◆ What is needed ◆
Omit the pictures and return every entry exactly as written.

◆ Working data ◆
______________________________

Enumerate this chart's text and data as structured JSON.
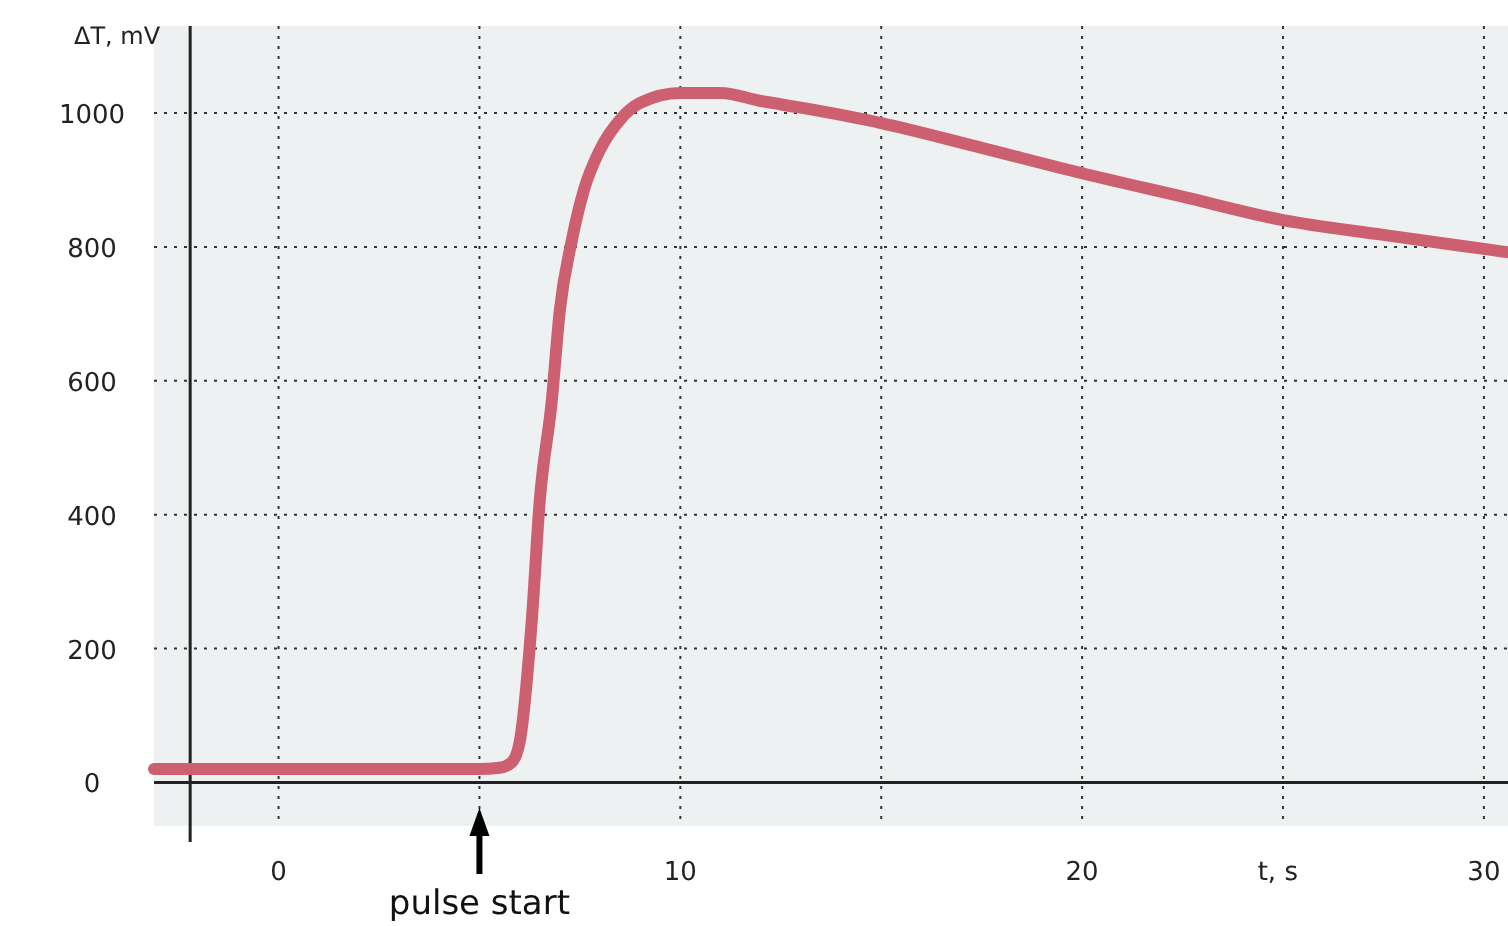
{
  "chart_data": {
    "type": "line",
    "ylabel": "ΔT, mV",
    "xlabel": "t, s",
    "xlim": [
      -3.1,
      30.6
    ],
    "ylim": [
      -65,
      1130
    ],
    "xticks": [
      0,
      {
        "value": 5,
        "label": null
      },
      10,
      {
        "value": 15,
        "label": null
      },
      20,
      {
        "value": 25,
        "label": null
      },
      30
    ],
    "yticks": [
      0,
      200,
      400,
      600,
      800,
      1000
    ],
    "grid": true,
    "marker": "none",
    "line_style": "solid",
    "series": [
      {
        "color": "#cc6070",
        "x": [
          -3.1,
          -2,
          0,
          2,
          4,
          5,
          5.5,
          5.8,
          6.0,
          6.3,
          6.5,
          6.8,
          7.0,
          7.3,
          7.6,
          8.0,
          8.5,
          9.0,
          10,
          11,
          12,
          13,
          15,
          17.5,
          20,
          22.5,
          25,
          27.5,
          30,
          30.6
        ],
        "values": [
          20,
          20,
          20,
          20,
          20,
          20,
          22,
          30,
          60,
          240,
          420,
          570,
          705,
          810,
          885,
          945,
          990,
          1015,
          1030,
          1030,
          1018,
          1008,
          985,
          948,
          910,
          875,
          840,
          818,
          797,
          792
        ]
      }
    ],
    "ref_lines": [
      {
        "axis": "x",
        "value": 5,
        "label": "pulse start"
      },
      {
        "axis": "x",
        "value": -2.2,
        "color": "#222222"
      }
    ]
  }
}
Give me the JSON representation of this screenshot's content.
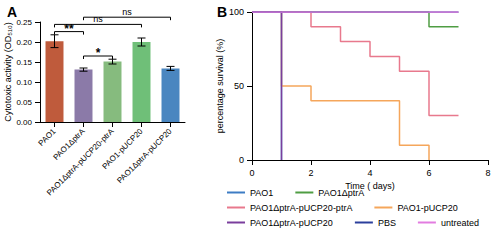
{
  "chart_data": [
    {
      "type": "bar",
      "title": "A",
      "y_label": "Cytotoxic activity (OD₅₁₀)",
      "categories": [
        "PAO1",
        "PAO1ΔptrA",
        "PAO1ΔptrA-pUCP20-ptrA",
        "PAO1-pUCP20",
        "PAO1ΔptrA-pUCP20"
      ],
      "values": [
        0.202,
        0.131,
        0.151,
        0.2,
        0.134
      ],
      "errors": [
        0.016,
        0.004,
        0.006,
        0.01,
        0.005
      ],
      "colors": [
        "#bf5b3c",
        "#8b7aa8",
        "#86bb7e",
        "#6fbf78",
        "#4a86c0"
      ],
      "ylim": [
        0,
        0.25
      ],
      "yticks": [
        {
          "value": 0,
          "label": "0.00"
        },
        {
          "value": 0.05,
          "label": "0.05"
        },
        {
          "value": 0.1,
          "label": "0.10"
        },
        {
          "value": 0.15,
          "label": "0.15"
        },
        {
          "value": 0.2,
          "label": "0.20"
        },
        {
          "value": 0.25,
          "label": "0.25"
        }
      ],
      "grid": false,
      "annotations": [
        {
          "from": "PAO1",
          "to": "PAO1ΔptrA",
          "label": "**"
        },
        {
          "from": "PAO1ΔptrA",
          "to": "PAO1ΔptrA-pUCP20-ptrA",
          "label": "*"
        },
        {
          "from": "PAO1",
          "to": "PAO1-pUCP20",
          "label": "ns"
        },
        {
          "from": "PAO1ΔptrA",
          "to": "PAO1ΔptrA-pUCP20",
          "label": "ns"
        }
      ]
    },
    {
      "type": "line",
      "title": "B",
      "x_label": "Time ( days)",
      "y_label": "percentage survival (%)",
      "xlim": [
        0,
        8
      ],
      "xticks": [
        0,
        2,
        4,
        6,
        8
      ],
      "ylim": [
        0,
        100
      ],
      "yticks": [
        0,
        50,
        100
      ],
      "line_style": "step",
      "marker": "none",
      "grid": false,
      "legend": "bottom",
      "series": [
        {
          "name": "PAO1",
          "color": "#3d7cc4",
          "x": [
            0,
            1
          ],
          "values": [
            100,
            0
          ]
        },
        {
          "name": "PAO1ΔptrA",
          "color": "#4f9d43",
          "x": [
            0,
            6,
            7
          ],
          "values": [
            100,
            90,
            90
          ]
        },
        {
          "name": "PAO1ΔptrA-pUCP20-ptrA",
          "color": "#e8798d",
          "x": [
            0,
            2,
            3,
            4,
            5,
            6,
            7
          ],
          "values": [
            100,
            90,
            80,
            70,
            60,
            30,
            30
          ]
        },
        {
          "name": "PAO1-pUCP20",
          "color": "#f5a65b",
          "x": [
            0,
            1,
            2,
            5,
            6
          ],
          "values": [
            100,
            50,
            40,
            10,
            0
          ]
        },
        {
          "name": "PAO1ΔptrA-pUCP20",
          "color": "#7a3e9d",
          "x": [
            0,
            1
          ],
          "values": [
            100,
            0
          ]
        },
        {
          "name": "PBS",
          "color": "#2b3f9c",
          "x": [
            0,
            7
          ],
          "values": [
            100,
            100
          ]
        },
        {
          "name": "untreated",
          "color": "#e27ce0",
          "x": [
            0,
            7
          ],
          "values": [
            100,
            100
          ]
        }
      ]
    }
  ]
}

______________________________

◆ The completed task ◆
Enumerate this chart's text and data as structured JSON.
{
  "chart_data": {
    "type": "line",
    "ylabel": "ΔT, mV",
    "xlabel": "t, s",
    "xlim": [
      -3.1,
      30.6
    ],
    "ylim": [
      -65,
      1130
    ],
    "xticks": [
      0,
      {
        "value": 5,
        "label": null
      },
      10,
      {
        "value": 15,
        "label": null
      },
      20,
      {
        "value": 25,
        "label": null
      },
      30
    ],
    "yticks": [
      0,
      200,
      400,
      600,
      800,
      1000
    ],
    "grid": true,
    "marker": "none",
    "line_style": "solid",
    "series": [
      {
        "color": "#cc6070",
        "x": [
          -3.1,
          -2,
          0,
          2,
          4,
          5,
          5.5,
          5.8,
          6.0,
          6.3,
          6.5,
          6.8,
          7.0,
          7.3,
          7.6,
          8.0,
          8.5,
          9.0,
          10,
          11,
          12,
          13,
          15,
          17.5,
          20,
          22.5,
          25,
          27.5,
          30,
          30.6
        ],
        "values": [
          20,
          20,
          20,
          20,
          20,
          20,
          22,
          30,
          60,
          240,
          420,
          570,
          705,
          810,
          885,
          945,
          990,
          1015,
          1030,
          1030,
          1018,
          1008,
          985,
          948,
          910,
          875,
          840,
          818,
          797,
          792
        ]
      }
    ],
    "ref_lines": [
      {
        "axis": "x",
        "value": 5,
        "label": "pulse start"
      },
      {
        "axis": "x",
        "value": -2.2,
        "color": "#222222"
      }
    ]
  }
}
Give me the JSON representation of this screenshot's content.
{
  "chart_data": [
    {
      "type": "bar",
      "title": "A",
      "y_label": "Cytotoxic activity (OD₅₁₀)",
      "categories": [
        "PAO1",
        "PAO1ΔptrA",
        "PAO1ΔptrA-pUCP20-ptrA",
        "PAO1-pUCP20",
        "PAO1ΔptrA-pUCP20"
      ],
      "values": [
        0.202,
        0.131,
        0.151,
        0.2,
        0.134
      ],
      "errors": [
        0.016,
        0.004,
        0.006,
        0.01,
        0.005
      ],
      "colors": [
        "#bf5b3c",
        "#8b7aa8",
        "#86bb7e",
        "#6fbf78",
        "#4a86c0"
      ],
      "ylim": [
        0,
        0.25
      ],
      "yticks": [
        {
          "value": 0,
          "label": "0.00"
        },
        {
          "value": 0.05,
          "label": "0.05"
        },
        {
          "value": 0.1,
          "label": "0.10"
        },
        {
          "value": 0.15,
          "label": "0.15"
        },
        {
          "value": 0.2,
          "label": "0.20"
        },
        {
          "value": 0.25,
          "label": "0.25"
        }
      ],
      "grid": false,
      "annotations": [
        {
          "from": "PAO1",
          "to": "PAO1ΔptrA",
          "label": "**"
        },
        {
          "from": "PAO1ΔptrA",
          "to": "PAO1ΔptrA-pUCP20-ptrA",
          "label": "*"
        },
        {
          "from": "PAO1",
          "to": "PAO1-pUCP20",
          "label": "ns"
        },
        {
          "from": "PAO1ΔptrA",
          "to": "PAO1ΔptrA-pUCP20",
          "label": "ns"
        }
      ]
    },
    {
      "type": "line",
      "title": "B",
      "x_label": "Time ( days)",
      "y_label": "percentage survival (%)",
      "xlim": [
        0,
        8
      ],
      "xticks": [
        0,
        2,
        4,
        6,
        8
      ],
      "ylim": [
        0,
        100
      ],
      "yticks": [
        0,
        50,
        100
      ],
      "line_style": "step",
      "marker": "none",
      "grid": false,
      "legend": "bottom",
      "series": [
        {
          "name": "PAO1",
          "color": "#3d7cc4",
          "x": [
            0,
            1
          ],
          "values": [
            100,
            0
          ]
        },
        {
          "name": "PAO1ΔptrA",
          "color": "#4f9d43",
          "x": [
            0,
            6,
            7
          ],
          "values": [
            100,
            90,
            90
          ]
        },
        {
          "name": "PAO1ΔptrA-pUCP20-ptrA",
          "color": "#e8798d",
          "x": [
            0,
            2,
            3,
            4,
            5,
            6,
            7
          ],
          "values": [
            100,
            90,
            80,
            70,
            60,
            30,
            30
          ]
        },
        {
          "name": "PAO1-pUCP20",
          "color": "#f5a65b",
          "x": [
            0,
            1,
            2,
            5,
            6
          ],
          "values": [
            100,
            50,
            40,
            10,
            0
          ]
        },
        {
          "name": "PAO1ΔptrA-pUCP20",
          "color": "#7a3e9d",
          "x": [
            0,
            1
          ],
          "values": [
            100,
            0
          ]
        },
        {
          "name": "PBS",
          "color": "#2b3f9c",
          "x": [
            0,
            7
          ],
          "values": [
            100,
            100
          ]
        },
        {
          "name": "untreated",
          "color": "#e27ce0",
          "x": [
            0,
            7
          ],
          "values": [
            100,
            100
          ]
        }
      ]
    }
  ]
}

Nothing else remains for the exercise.